Aim of the task:
How many lines in the listing below include the word "MUJERES"? Answer with the number and nothing else.

○ ○ ○ ○ ○ ○ ○

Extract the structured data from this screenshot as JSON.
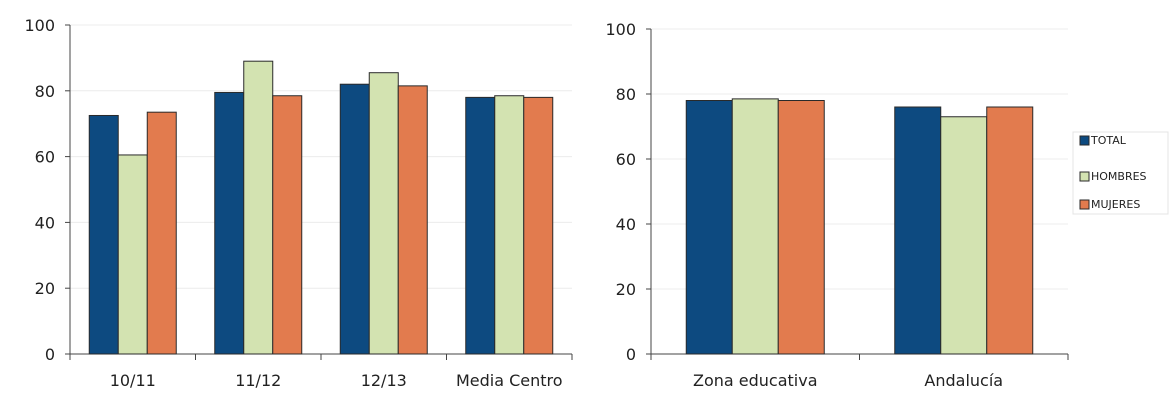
{
  "colors": {
    "TOTAL": "#0d4a80",
    "HOMBRES": "#d3e3b1",
    "MUJERES": "#e27b4e",
    "bar_stroke": "#2a2a2a",
    "gridline": "#ececec",
    "axis": "#444444"
  },
  "chart_data": [
    {
      "type": "bar",
      "categories": [
        "10/11",
        "11/12",
        "12/13",
        "Media Centro"
      ],
      "series": [
        {
          "name": "TOTAL",
          "values": [
            72.5,
            79.5,
            82,
            78
          ]
        },
        {
          "name": "HOMBRES",
          "values": [
            60.5,
            89,
            85.5,
            78.5
          ]
        },
        {
          "name": "MUJERES",
          "values": [
            73.5,
            78.5,
            81.5,
            78
          ]
        }
      ],
      "ylim": [
        0,
        100
      ],
      "yticks": [
        "0",
        "20",
        "40",
        "60",
        "80",
        "100"
      ],
      "grid": true,
      "title": "",
      "xlabel": "",
      "ylabel": ""
    },
    {
      "type": "bar",
      "categories": [
        "Zona educativa",
        "Andalucía"
      ],
      "series": [
        {
          "name": "TOTAL",
          "values": [
            78,
            76
          ]
        },
        {
          "name": "HOMBRES",
          "values": [
            78.5,
            73
          ]
        },
        {
          "name": "MUJERES",
          "values": [
            78,
            76
          ]
        }
      ],
      "ylim": [
        0,
        100
      ],
      "yticks": [
        "0",
        "20",
        "40",
        "60",
        "80",
        "100"
      ],
      "grid": true,
      "title": "",
      "xlabel": "",
      "ylabel": ""
    }
  ],
  "legend": {
    "placement": "right",
    "items": [
      {
        "label": "TOTAL",
        "color": "#0d4a80"
      },
      {
        "label": "HOMBRES",
        "color": "#d3e3b1"
      },
      {
        "label": "MUJERES",
        "color": "#e27b4e"
      }
    ]
  }
}
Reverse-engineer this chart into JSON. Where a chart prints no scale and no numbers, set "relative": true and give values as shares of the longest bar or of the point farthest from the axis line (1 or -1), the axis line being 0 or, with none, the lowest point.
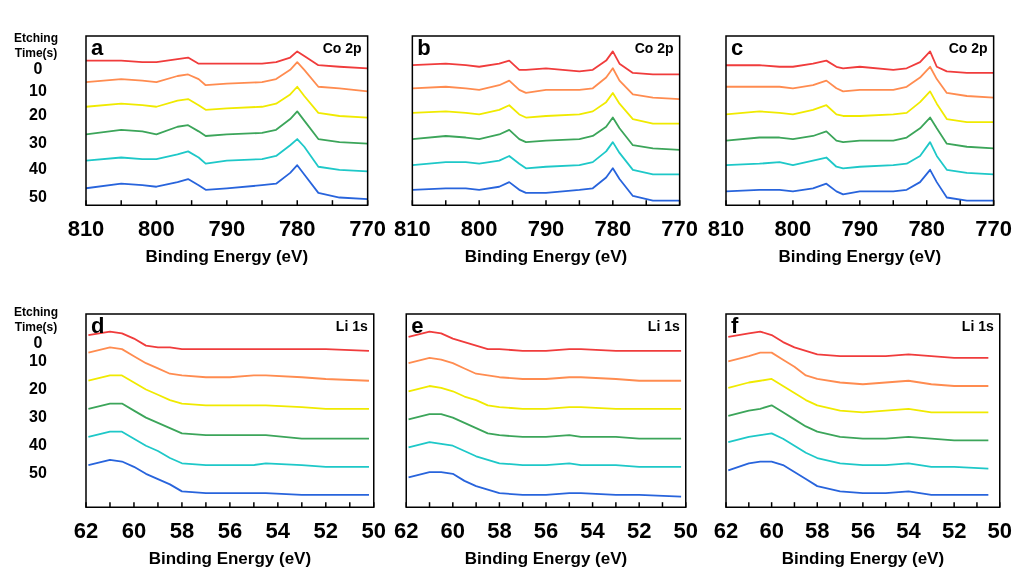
{
  "chart_data": [
    {
      "type": "line",
      "relative": true,
      "legend_title": "Etching Time(s)",
      "xlabel": "Binding Energy (eV)",
      "annotations": [
        "a",
        "Co 2p"
      ],
      "xlim": [
        810,
        770
      ],
      "xticks": [
        810,
        {
          "value": 805,
          "label": null
        },
        800,
        {
          "value": 795,
          "label": null
        },
        790,
        {
          "value": 785,
          "label": null
        },
        780,
        {
          "value": 775,
          "label": null
        },
        770
      ],
      "x": [
        810,
        805,
        802,
        800,
        797,
        795.5,
        794,
        793,
        790,
        785,
        783,
        781,
        780,
        779,
        777,
        774,
        770
      ],
      "series": [
        {
          "name": "0",
          "color": "#f03c3c",
          "values": [
            0.94,
            0.94,
            0.93,
            0.93,
            0.95,
            0.96,
            0.92,
            0.92,
            0.92,
            0.92,
            0.93,
            0.96,
            1,
            0.97,
            0.91,
            0.9,
            0.89
          ]
        },
        {
          "name": "10",
          "color": "#ff8c50",
          "values": [
            0.8,
            0.82,
            0.81,
            0.8,
            0.84,
            0.85,
            0.82,
            0.78,
            0.79,
            0.8,
            0.82,
            0.88,
            0.93,
            0.88,
            0.77,
            0.76,
            0.74
          ]
        },
        {
          "name": "20",
          "color": "#f0ea00",
          "values": [
            0.64,
            0.66,
            0.65,
            0.64,
            0.68,
            0.69,
            0.65,
            0.62,
            0.63,
            0.64,
            0.66,
            0.72,
            0.77,
            0.71,
            0.6,
            0.58,
            0.57
          ]
        },
        {
          "name": "30",
          "color": "#3ca55a",
          "values": [
            0.46,
            0.49,
            0.48,
            0.46,
            0.51,
            0.52,
            0.48,
            0.45,
            0.46,
            0.47,
            0.49,
            0.56,
            0.61,
            0.55,
            0.43,
            0.41,
            0.4
          ]
        },
        {
          "name": "40",
          "color": "#1ec8c8",
          "values": [
            0.29,
            0.31,
            0.3,
            0.3,
            0.33,
            0.35,
            0.31,
            0.27,
            0.29,
            0.3,
            0.32,
            0.39,
            0.43,
            0.38,
            0.25,
            0.23,
            0.22
          ]
        },
        {
          "name": "50",
          "color": "#2864dc",
          "values": [
            0.11,
            0.14,
            0.13,
            0.12,
            0.15,
            0.17,
            0.13,
            0.1,
            0.11,
            0.13,
            0.14,
            0.21,
            0.26,
            0.2,
            0.08,
            0.05,
            0.04
          ]
        }
      ]
    },
    {
      "type": "line",
      "relative": true,
      "xlabel": "Binding Energy (eV)",
      "annotations": [
        "b",
        "Co 2p"
      ],
      "xlim": [
        810,
        770
      ],
      "xticks": [
        810,
        {
          "value": 805,
          "label": null
        },
        800,
        {
          "value": 795,
          "label": null
        },
        790,
        {
          "value": 785,
          "label": null
        },
        780,
        {
          "value": 775,
          "label": null
        },
        770
      ],
      "x": [
        810,
        805,
        802,
        800,
        797,
        795.5,
        794,
        793,
        790,
        785,
        783,
        781,
        780,
        779,
        777,
        774,
        770
      ],
      "series": [
        {
          "color": "#f03c3c",
          "values": [
            0.91,
            0.92,
            0.91,
            0.9,
            0.92,
            0.94,
            0.88,
            0.88,
            0.89,
            0.87,
            0.88,
            0.94,
            1,
            0.92,
            0.86,
            0.85,
            0.85
          ]
        },
        {
          "color": "#ff8c50",
          "values": [
            0.76,
            0.77,
            0.76,
            0.75,
            0.78,
            0.81,
            0.75,
            0.73,
            0.75,
            0.75,
            0.76,
            0.83,
            0.89,
            0.81,
            0.72,
            0.7,
            0.69
          ]
        },
        {
          "color": "#f0ea00",
          "values": [
            0.6,
            0.61,
            0.6,
            0.59,
            0.62,
            0.65,
            0.59,
            0.57,
            0.58,
            0.59,
            0.61,
            0.67,
            0.73,
            0.66,
            0.56,
            0.53,
            0.53
          ]
        },
        {
          "color": "#3ca55a",
          "values": [
            0.43,
            0.45,
            0.44,
            0.43,
            0.46,
            0.49,
            0.43,
            0.41,
            0.42,
            0.43,
            0.45,
            0.51,
            0.57,
            0.5,
            0.39,
            0.37,
            0.36
          ]
        },
        {
          "color": "#1ec8c8",
          "values": [
            0.26,
            0.28,
            0.28,
            0.27,
            0.29,
            0.32,
            0.27,
            0.24,
            0.25,
            0.26,
            0.28,
            0.35,
            0.41,
            0.34,
            0.23,
            0.2,
            0.2
          ]
        },
        {
          "color": "#2864dc",
          "values": [
            0.1,
            0.11,
            0.11,
            0.1,
            0.12,
            0.15,
            0.1,
            0.08,
            0.08,
            0.1,
            0.11,
            0.18,
            0.24,
            0.17,
            0.06,
            0.03,
            0.03
          ]
        }
      ]
    },
    {
      "type": "line",
      "relative": true,
      "xlabel": "Binding Energy (eV)",
      "annotations": [
        "c",
        "Co 2p"
      ],
      "xlim": [
        810,
        770
      ],
      "xticks": [
        810,
        {
          "value": 805,
          "label": null
        },
        800,
        {
          "value": 795,
          "label": null
        },
        790,
        {
          "value": 785,
          "label": null
        },
        780,
        {
          "value": 775,
          "label": null
        },
        770
      ],
      "x": [
        810,
        805,
        802,
        800,
        797,
        795,
        793.5,
        792.5,
        790,
        785,
        783,
        781,
        779.5,
        778.5,
        777,
        774,
        770
      ],
      "series": [
        {
          "color": "#f03c3c",
          "values": [
            0.91,
            0.91,
            0.9,
            0.9,
            0.92,
            0.94,
            0.9,
            0.89,
            0.9,
            0.88,
            0.89,
            0.93,
            1,
            0.9,
            0.87,
            0.86,
            0.86
          ]
        },
        {
          "color": "#ff8c50",
          "values": [
            0.77,
            0.77,
            0.77,
            0.76,
            0.78,
            0.81,
            0.76,
            0.74,
            0.75,
            0.75,
            0.77,
            0.83,
            0.9,
            0.82,
            0.73,
            0.71,
            0.7
          ]
        },
        {
          "color": "#f0ea00",
          "values": [
            0.59,
            0.61,
            0.6,
            0.59,
            0.62,
            0.65,
            0.59,
            0.58,
            0.58,
            0.59,
            0.6,
            0.67,
            0.74,
            0.66,
            0.56,
            0.54,
            0.54
          ]
        },
        {
          "color": "#3ca55a",
          "values": [
            0.42,
            0.44,
            0.44,
            0.43,
            0.45,
            0.48,
            0.42,
            0.41,
            0.42,
            0.42,
            0.44,
            0.5,
            0.57,
            0.5,
            0.4,
            0.38,
            0.37
          ]
        },
        {
          "color": "#1ec8c8",
          "values": [
            0.26,
            0.27,
            0.28,
            0.26,
            0.29,
            0.31,
            0.25,
            0.24,
            0.25,
            0.26,
            0.27,
            0.32,
            0.41,
            0.32,
            0.23,
            0.21,
            0.2
          ]
        },
        {
          "color": "#2864dc",
          "values": [
            0.09,
            0.1,
            0.1,
            0.09,
            0.11,
            0.14,
            0.09,
            0.07,
            0.09,
            0.09,
            0.1,
            0.15,
            0.23,
            0.15,
            0.05,
            0.03,
            0.03
          ]
        }
      ]
    },
    {
      "type": "line",
      "relative": true,
      "legend_title": "Etching Time(s)",
      "xlabel": "Binding Energy (eV)",
      "annotations": [
        "d",
        "Li 1s"
      ],
      "xlim": [
        62,
        50
      ],
      "xticks": [
        62,
        {
          "value": 61,
          "label": null
        },
        60,
        {
          "value": 59,
          "label": null
        },
        58,
        {
          "value": 57,
          "label": null
        },
        56,
        {
          "value": 55,
          "label": null
        },
        54,
        {
          "value": 53,
          "label": null
        },
        52,
        {
          "value": 51,
          "label": null
        },
        50
      ],
      "x": [
        61.9,
        61,
        60.5,
        60,
        59.5,
        59,
        58.5,
        58,
        57,
        56,
        55,
        54.5,
        53,
        52,
        50.2
      ],
      "series": [
        {
          "name": "0",
          "color": "#f03c3c",
          "values": [
            0.98,
            1,
            0.99,
            0.96,
            0.92,
            0.91,
            0.91,
            0.9,
            0.9,
            0.9,
            0.9,
            0.9,
            0.9,
            0.9,
            0.89
          ]
        },
        {
          "name": "10",
          "color": "#ff8c50",
          "values": [
            0.88,
            0.91,
            0.9,
            0.86,
            0.82,
            0.79,
            0.76,
            0.75,
            0.74,
            0.74,
            0.75,
            0.75,
            0.74,
            0.73,
            0.72
          ]
        },
        {
          "name": "20",
          "color": "#f0ea00",
          "values": [
            0.72,
            0.75,
            0.75,
            0.71,
            0.67,
            0.64,
            0.61,
            0.59,
            0.58,
            0.58,
            0.58,
            0.58,
            0.57,
            0.56,
            0.56
          ]
        },
        {
          "name": "30",
          "color": "#3ca55a",
          "values": [
            0.56,
            0.59,
            0.59,
            0.55,
            0.51,
            0.48,
            0.45,
            0.42,
            0.41,
            0.41,
            0.41,
            0.41,
            0.39,
            0.39,
            0.39
          ]
        },
        {
          "name": "40",
          "color": "#1ec8c8",
          "values": [
            0.4,
            0.43,
            0.43,
            0.39,
            0.35,
            0.32,
            0.28,
            0.25,
            0.24,
            0.24,
            0.24,
            0.25,
            0.24,
            0.23,
            0.23
          ]
        },
        {
          "name": "50",
          "color": "#2864dc",
          "values": [
            0.24,
            0.27,
            0.26,
            0.23,
            0.19,
            0.16,
            0.13,
            0.09,
            0.08,
            0.08,
            0.08,
            0.08,
            0.07,
            0.07,
            0.07
          ]
        }
      ]
    },
    {
      "type": "line",
      "relative": true,
      "xlabel": "Binding Energy (eV)",
      "annotations": [
        "e",
        "Li 1s"
      ],
      "xlim": [
        62,
        50
      ],
      "xticks": [
        62,
        {
          "value": 61,
          "label": null
        },
        60,
        {
          "value": 59,
          "label": null
        },
        58,
        {
          "value": 57,
          "label": null
        },
        56,
        {
          "value": 55,
          "label": null
        },
        54,
        {
          "value": 53,
          "label": null
        },
        52,
        {
          "value": 51,
          "label": null
        },
        50
      ],
      "x": [
        61.9,
        61,
        60.5,
        60,
        59.5,
        59,
        58.5,
        58,
        57,
        56,
        55,
        54.5,
        53,
        52,
        50.2
      ],
      "series": [
        {
          "color": "#f03c3c",
          "values": [
            0.97,
            1,
            0.99,
            0.96,
            0.94,
            0.92,
            0.9,
            0.9,
            0.89,
            0.89,
            0.9,
            0.9,
            0.89,
            0.89,
            0.89
          ]
        },
        {
          "color": "#ff8c50",
          "values": [
            0.82,
            0.85,
            0.84,
            0.82,
            0.79,
            0.76,
            0.75,
            0.74,
            0.73,
            0.73,
            0.74,
            0.74,
            0.73,
            0.72,
            0.72
          ]
        },
        {
          "color": "#f0ea00",
          "values": [
            0.66,
            0.69,
            0.68,
            0.66,
            0.63,
            0.61,
            0.58,
            0.57,
            0.56,
            0.56,
            0.57,
            0.57,
            0.56,
            0.56,
            0.56
          ]
        },
        {
          "color": "#3ca55a",
          "values": [
            0.5,
            0.53,
            0.53,
            0.51,
            0.48,
            0.45,
            0.42,
            0.41,
            0.4,
            0.4,
            0.41,
            0.4,
            0.4,
            0.39,
            0.39
          ]
        },
        {
          "color": "#1ec8c8",
          "values": [
            0.34,
            0.37,
            0.36,
            0.35,
            0.32,
            0.29,
            0.27,
            0.25,
            0.24,
            0.24,
            0.25,
            0.24,
            0.24,
            0.23,
            0.23
          ]
        },
        {
          "color": "#2864dc",
          "values": [
            0.17,
            0.2,
            0.2,
            0.19,
            0.15,
            0.12,
            0.1,
            0.08,
            0.07,
            0.07,
            0.08,
            0.08,
            0.07,
            0.07,
            0.06
          ]
        }
      ]
    },
    {
      "type": "line",
      "relative": true,
      "xlabel": "Binding Energy (eV)",
      "annotations": [
        "f",
        "Li 1s"
      ],
      "xlim": [
        62,
        50
      ],
      "xticks": [
        62,
        {
          "value": 61,
          "label": null
        },
        60,
        {
          "value": 59,
          "label": null
        },
        58,
        {
          "value": 57,
          "label": null
        },
        56,
        {
          "value": 55,
          "label": null
        },
        54,
        {
          "value": 53,
          "label": null
        },
        52,
        {
          "value": 51,
          "label": null
        },
        50
      ],
      "x": [
        61.9,
        61,
        60.5,
        60,
        59.5,
        59,
        58.5,
        58,
        57,
        56,
        55,
        54,
        53,
        52,
        50.5
      ],
      "series": [
        {
          "color": "#f03c3c",
          "values": [
            0.97,
            0.99,
            1,
            0.98,
            0.94,
            0.91,
            0.89,
            0.87,
            0.86,
            0.86,
            0.86,
            0.87,
            0.86,
            0.85,
            0.85
          ]
        },
        {
          "color": "#ff8c50",
          "values": [
            0.83,
            0.86,
            0.88,
            0.88,
            0.84,
            0.8,
            0.75,
            0.73,
            0.71,
            0.7,
            0.71,
            0.72,
            0.7,
            0.69,
            0.69
          ]
        },
        {
          "color": "#f0ea00",
          "values": [
            0.68,
            0.71,
            0.72,
            0.73,
            0.69,
            0.65,
            0.61,
            0.58,
            0.55,
            0.54,
            0.55,
            0.56,
            0.54,
            0.54,
            0.54
          ]
        },
        {
          "color": "#3ca55a",
          "values": [
            0.52,
            0.55,
            0.56,
            0.58,
            0.54,
            0.5,
            0.46,
            0.43,
            0.4,
            0.39,
            0.39,
            0.4,
            0.39,
            0.38,
            0.38
          ]
        },
        {
          "color": "#1ec8c8",
          "values": [
            0.37,
            0.4,
            0.41,
            0.42,
            0.39,
            0.35,
            0.31,
            0.28,
            0.25,
            0.24,
            0.24,
            0.25,
            0.23,
            0.23,
            0.22
          ]
        },
        {
          "color": "#2864dc",
          "values": [
            0.21,
            0.25,
            0.26,
            0.26,
            0.24,
            0.2,
            0.16,
            0.12,
            0.09,
            0.08,
            0.08,
            0.09,
            0.07,
            0.07,
            0.07
          ]
        }
      ]
    }
  ]
}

○ ○ ○ ○ ○ ○ ○

Task answer:
4